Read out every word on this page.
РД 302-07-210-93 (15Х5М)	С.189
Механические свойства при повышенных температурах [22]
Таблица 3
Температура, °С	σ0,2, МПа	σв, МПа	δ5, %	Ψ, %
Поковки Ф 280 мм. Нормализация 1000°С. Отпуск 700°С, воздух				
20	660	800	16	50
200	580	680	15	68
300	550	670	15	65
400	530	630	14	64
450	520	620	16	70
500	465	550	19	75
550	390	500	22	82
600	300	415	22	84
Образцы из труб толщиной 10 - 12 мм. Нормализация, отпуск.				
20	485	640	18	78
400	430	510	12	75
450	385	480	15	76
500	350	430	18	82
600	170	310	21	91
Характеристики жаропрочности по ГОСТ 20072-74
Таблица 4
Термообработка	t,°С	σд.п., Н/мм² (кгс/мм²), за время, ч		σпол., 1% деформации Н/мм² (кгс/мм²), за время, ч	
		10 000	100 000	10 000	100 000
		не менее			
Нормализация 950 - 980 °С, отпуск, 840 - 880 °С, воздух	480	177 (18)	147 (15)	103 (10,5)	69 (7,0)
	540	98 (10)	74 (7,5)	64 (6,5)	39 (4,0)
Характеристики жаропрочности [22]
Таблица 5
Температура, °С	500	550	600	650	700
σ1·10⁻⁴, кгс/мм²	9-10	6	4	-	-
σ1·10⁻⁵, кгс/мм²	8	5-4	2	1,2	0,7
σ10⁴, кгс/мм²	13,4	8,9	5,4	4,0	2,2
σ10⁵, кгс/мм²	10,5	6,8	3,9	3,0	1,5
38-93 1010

**What you should do**
Reproduce the data shown above exactly.

**Output for this task**
Read out every word on this page.
РД 302-07-210-93 (15Х5М)	С.189
Механические свойства при повышенных температурах [22]
Таблица 3
Температура, °С	σ0,2, МПа	σв, МПа	δ5, %	Ψ, %
Поковки Ф 280 мм. Нормализация 1000°С. Отпуск 700°С, воздух				
20	660	800	16	50
200	580	680	15	68
300	550	670	15	65
400	530	630	14	64
450	520	620	16	70
500	465	550	19	75
550	390	500	22	82
600	300	415	22	84
Образцы из труб толщиной 10 - 12 мм. Нормализация, отпуск.				
20	485	640	18	78
400	430	510	12	75
450	385	480	15	76
500	350	430	18	82
600	170	310	21	91
Характеристики жаропрочности по ГОСТ 20072-74
Таблица 4
Термообработка	t,°С	σд.п., Н/мм² (кгс/мм²), за время, ч		σпол., 1% деформации Н/мм² (кгс/мм²), за время, ч	
		10 000	100 000	10 000	100 000
		не менее			
Нормализация 950 - 980 °С, отпуск, 840 - 880 °С, воздух	480	177 (18)	147 (15)	103 (10,5)	69 (7,0)
	540	98 (10)	74 (7,5)	64 (6,5)	39 (4,0)
Характеристики жаропрочности [22]
Таблица 5
Температура, °С	500	550	600	650	700
σ1·10⁻⁴, кгс/мм²	9-10	6	4	-	-
σ1·10⁻⁵, кгс/мм²	8	5-4	2	1,2	0,7
σ10⁴, кгс/мм²	13,4	8,9	5,4	4,0	2,2
σ10⁵, кгс/мм²	10,5	6,8	3,9	3,0	1,5
38-93 1010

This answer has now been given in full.